• _WRITTEN PROBLEM_: Send back the entries below exactly as they appear.

##### DATA SUPPLIED

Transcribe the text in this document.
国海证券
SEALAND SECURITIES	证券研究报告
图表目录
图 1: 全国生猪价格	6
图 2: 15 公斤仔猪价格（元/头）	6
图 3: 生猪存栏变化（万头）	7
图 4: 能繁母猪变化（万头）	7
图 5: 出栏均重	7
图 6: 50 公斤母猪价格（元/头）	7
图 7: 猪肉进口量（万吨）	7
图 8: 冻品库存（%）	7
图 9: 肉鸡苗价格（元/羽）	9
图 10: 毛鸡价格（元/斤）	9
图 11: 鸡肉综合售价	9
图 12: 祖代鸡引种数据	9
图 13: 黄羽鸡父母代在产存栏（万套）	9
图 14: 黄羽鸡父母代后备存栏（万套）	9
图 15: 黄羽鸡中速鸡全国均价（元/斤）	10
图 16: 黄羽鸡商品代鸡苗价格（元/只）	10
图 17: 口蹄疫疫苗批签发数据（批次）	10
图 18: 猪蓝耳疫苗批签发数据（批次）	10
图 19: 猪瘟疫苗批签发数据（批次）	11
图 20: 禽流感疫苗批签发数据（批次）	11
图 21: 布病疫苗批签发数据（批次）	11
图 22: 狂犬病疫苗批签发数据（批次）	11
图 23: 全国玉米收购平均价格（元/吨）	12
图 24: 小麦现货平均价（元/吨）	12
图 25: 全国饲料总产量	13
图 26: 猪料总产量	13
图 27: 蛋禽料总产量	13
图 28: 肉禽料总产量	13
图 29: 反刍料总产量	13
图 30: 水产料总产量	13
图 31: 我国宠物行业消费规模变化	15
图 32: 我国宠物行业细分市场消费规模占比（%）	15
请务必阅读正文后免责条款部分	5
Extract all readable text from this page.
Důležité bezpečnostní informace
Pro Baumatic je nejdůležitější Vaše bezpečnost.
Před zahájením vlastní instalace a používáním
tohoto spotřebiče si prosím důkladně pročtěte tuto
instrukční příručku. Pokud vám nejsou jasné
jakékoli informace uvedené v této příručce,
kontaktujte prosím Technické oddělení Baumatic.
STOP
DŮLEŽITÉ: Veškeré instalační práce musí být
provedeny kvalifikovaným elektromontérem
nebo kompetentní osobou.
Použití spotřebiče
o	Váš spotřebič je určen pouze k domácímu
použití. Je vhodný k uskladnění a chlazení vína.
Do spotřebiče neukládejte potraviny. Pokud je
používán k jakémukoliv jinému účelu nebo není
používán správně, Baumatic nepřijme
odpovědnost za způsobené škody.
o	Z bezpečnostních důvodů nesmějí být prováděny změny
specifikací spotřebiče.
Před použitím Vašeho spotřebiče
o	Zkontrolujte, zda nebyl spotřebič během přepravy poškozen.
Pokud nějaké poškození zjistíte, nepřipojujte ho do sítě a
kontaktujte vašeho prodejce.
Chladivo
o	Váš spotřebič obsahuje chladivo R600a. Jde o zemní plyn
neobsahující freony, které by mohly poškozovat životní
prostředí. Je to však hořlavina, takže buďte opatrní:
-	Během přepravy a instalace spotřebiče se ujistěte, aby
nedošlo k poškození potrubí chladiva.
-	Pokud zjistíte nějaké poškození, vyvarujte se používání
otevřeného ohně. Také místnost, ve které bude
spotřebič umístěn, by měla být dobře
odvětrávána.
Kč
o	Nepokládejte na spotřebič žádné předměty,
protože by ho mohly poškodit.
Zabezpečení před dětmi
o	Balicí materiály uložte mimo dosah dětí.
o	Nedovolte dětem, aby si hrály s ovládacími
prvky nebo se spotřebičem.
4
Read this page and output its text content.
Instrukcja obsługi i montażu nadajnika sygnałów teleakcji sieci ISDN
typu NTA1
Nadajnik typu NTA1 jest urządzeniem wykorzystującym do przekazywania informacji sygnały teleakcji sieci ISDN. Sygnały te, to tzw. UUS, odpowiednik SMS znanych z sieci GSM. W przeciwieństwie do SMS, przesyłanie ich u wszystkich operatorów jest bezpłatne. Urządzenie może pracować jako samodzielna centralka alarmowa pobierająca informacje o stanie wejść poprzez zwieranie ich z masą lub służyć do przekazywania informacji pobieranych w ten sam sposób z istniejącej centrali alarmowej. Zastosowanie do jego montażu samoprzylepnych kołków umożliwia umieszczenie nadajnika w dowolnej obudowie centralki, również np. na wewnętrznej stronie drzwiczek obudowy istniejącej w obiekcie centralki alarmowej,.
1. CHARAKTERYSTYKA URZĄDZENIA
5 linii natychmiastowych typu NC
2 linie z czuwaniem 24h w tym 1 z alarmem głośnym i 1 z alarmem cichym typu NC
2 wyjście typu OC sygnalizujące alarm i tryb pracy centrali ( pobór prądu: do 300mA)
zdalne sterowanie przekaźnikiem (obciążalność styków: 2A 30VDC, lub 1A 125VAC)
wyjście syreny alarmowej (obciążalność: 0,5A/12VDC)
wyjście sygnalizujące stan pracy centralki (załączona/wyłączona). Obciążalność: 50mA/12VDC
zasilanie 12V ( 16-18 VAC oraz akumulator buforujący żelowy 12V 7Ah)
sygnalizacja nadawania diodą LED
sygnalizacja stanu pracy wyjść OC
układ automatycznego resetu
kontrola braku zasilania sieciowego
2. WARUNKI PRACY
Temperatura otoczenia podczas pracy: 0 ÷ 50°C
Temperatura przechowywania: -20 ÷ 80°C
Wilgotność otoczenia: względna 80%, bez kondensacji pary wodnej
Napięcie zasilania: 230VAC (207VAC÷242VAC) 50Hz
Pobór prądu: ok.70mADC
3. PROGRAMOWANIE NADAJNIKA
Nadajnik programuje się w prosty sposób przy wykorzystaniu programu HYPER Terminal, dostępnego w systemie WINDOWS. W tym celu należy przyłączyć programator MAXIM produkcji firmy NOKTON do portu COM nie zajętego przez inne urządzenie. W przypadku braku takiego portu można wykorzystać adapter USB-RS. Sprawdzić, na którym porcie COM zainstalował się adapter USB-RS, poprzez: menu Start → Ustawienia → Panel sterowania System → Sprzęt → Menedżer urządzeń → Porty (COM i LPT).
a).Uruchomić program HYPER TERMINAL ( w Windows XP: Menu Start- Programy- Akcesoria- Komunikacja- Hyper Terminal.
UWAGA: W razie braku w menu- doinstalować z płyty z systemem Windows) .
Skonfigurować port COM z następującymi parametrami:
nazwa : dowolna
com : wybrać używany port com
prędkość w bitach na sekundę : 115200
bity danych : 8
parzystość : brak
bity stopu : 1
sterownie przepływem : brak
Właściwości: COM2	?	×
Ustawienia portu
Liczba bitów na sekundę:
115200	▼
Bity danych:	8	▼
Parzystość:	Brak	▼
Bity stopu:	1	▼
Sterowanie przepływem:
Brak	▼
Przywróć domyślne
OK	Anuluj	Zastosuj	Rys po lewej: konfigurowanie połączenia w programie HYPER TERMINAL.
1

##########

• _TASK RESPONSE_:
Transcribe the text in this document.
国海证券
SEALAND SECURITIES	证券研究报告
图表目录
图 1: 全国生猪价格	6
图 2: 15 公斤仔猪价格（元/头）	6
图 3: 生猪存栏变化（万头）	7
图 4: 能繁母猪变化（万头）	7
图 5: 出栏均重	7
图 6: 50 公斤母猪价格（元/头）	7
图 7: 猪肉进口量（万吨）	7
图 8: 冻品库存（%）	7
图 9: 肉鸡苗价格（元/羽）	9
图 10: 毛鸡价格（元/斤）	9
图 11: 鸡肉综合售价	9
图 12: 祖代鸡引种数据	9
图 13: 黄羽鸡父母代在产存栏（万套）	9
图 14: 黄羽鸡父母代后备存栏（万套）	9
图 15: 黄羽鸡中速鸡全国均价（元/斤）	10
图 16: 黄羽鸡商品代鸡苗价格（元/只）	10
图 17: 口蹄疫疫苗批签发数据（批次）	10
图 18: 猪蓝耳疫苗批签发数据（批次）	10
图 19: 猪瘟疫苗批签发数据（批次）	11
图 20: 禽流感疫苗批签发数据（批次）	11
图 21: 布病疫苗批签发数据（批次）	11
图 22: 狂犬病疫苗批签发数据（批次）	11
图 23: 全国玉米收购平均价格（元/吨）	12
图 24: 小麦现货平均价（元/吨）	12
图 25: 全国饲料总产量	13
图 26: 猪料总产量	13
图 27: 蛋禽料总产量	13
图 28: 肉禽料总产量	13
图 29: 反刍料总产量	13
图 30: 水产料总产量	13
图 31: 我国宠物行业消费规模变化	15
图 32: 我国宠物行业细分市场消费规模占比（%）	15
请务必阅读正文后免责条款部分	5
Extract all readable text from this page.
Důležité bezpečnostní informace
Pro Baumatic je nejdůležitější Vaše bezpečnost.
Před zahájením vlastní instalace a používáním
tohoto spotřebiče si prosím důkladně pročtěte tuto
instrukční příručku. Pokud vám nejsou jasné
jakékoli informace uvedené v této příručce,
kontaktujte prosím Technické oddělení Baumatic.
STOP
DŮLEŽITÉ: Veškeré instalační práce musí být
provedeny kvalifikovaným elektromontérem
nebo kompetentní osobou.
Použití spotřebiče
o	Váš spotřebič je určen pouze k domácímu
použití. Je vhodný k uskladnění a chlazení vína.
Do spotřebiče neukládejte potraviny. Pokud je
používán k jakémukoliv jinému účelu nebo není
používán správně, Baumatic nepřijme
odpovědnost za způsobené škody.
o	Z bezpečnostních důvodů nesmějí být prováděny změny
specifikací spotřebiče.
Před použitím Vašeho spotřebiče
o	Zkontrolujte, zda nebyl spotřebič během přepravy poškozen.
Pokud nějaké poškození zjistíte, nepřipojujte ho do sítě a
kontaktujte vašeho prodejce.
Chladivo
o	Váš spotřebič obsahuje chladivo R600a. Jde o zemní plyn
neobsahující freony, které by mohly poškozovat životní
prostředí. Je to však hořlavina, takže buďte opatrní:
-	Během přepravy a instalace spotřebiče se ujistěte, aby
nedošlo k poškození potrubí chladiva.
-	Pokud zjistíte nějaké poškození, vyvarujte se používání
otevřeného ohně. Také místnost, ve které bude
spotřebič umístěn, by měla být dobře
odvětrávána.
Kč
o	Nepokládejte na spotřebič žádné předměty,
protože by ho mohly poškodit.
Zabezpečení před dětmi
o	Balicí materiály uložte mimo dosah dětí.
o	Nedovolte dětem, aby si hrály s ovládacími
prvky nebo se spotřebičem.
4
Read this page and output its text content.
Instrukcja obsługi i montażu nadajnika sygnałów teleakcji sieci ISDN
typu NTA1
Nadajnik typu NTA1 jest urządzeniem wykorzystującym do przekazywania informacji sygnały teleakcji sieci ISDN. Sygnały te, to tzw. UUS, odpowiednik SMS znanych z sieci GSM. W przeciwieństwie do SMS, przesyłanie ich u wszystkich operatorów jest bezpłatne. Urządzenie może pracować jako samodzielna centralka alarmowa pobierająca informacje o stanie wejść poprzez zwieranie ich z masą lub służyć do przekazywania informacji pobieranych w ten sam sposób z istniejącej centrali alarmowej. Zastosowanie do jego montażu samoprzylepnych kołków umożliwia umieszczenie nadajnika w dowolnej obudowie centralki, również np. na wewnętrznej stronie drzwiczek obudowy istniejącej w obiekcie centralki alarmowej,.
1. CHARAKTERYSTYKA URZĄDZENIA
5 linii natychmiastowych typu NC
2 linie z czuwaniem 24h w tym 1 z alarmem głośnym i 1 z alarmem cichym typu NC
2 wyjście typu OC sygnalizujące alarm i tryb pracy centrali ( pobór prądu: do 300mA)
zdalne sterowanie przekaźnikiem (obciążalność styków: 2A 30VDC, lub 1A 125VAC)
wyjście syreny alarmowej (obciążalność: 0,5A/12VDC)
wyjście sygnalizujące stan pracy centralki (załączona/wyłączona). Obciążalność: 50mA/12VDC
zasilanie 12V ( 16-18 VAC oraz akumulator buforujący żelowy 12V 7Ah)
sygnalizacja nadawania diodą LED
sygnalizacja stanu pracy wyjść OC
układ automatycznego resetu
kontrola braku zasilania sieciowego
2. WARUNKI PRACY
Temperatura otoczenia podczas pracy: 0 ÷ 50°C
Temperatura przechowywania: -20 ÷ 80°C
Wilgotność otoczenia: względna 80%, bez kondensacji pary wodnej
Napięcie zasilania: 230VAC (207VAC÷242VAC) 50Hz
Pobór prądu: ok.70mADC
3. PROGRAMOWANIE NADAJNIKA
Nadajnik programuje się w prosty sposób przy wykorzystaniu programu HYPER Terminal, dostępnego w systemie WINDOWS. W tym celu należy przyłączyć programator MAXIM produkcji firmy NOKTON do portu COM nie zajętego przez inne urządzenie. W przypadku braku takiego portu można wykorzystać adapter USB-RS. Sprawdzić, na którym porcie COM zainstalował się adapter USB-RS, poprzez: menu Start → Ustawienia → Panel sterowania System → Sprzęt → Menedżer urządzeń → Porty (COM i LPT).
a).Uruchomić program HYPER TERMINAL ( w Windows XP: Menu Start- Programy- Akcesoria- Komunikacja- Hyper Terminal.
UWAGA: W razie braku w menu- doinstalować z płyty z systemem Windows) .
Skonfigurować port COM z następującymi parametrami:
nazwa : dowolna
com : wybrać używany port com
prędkość w bitach na sekundę : 115200
bity danych : 8
parzystość : brak
bity stopu : 1
sterownie przepływem : brak
Właściwości: COM2	?	×
Ustawienia portu
Liczba bitów na sekundę:
115200	▼
Bity danych:	8	▼
Parzystość:	Brak	▼
Bity stopu:	1	▼
Sterowanie przepływem:
Brak	▼
Przywróć domyślne
OK	Anuluj	Zastosuj	Rys po lewej: konfigurowanie połączenia w programie HYPER TERMINAL.
1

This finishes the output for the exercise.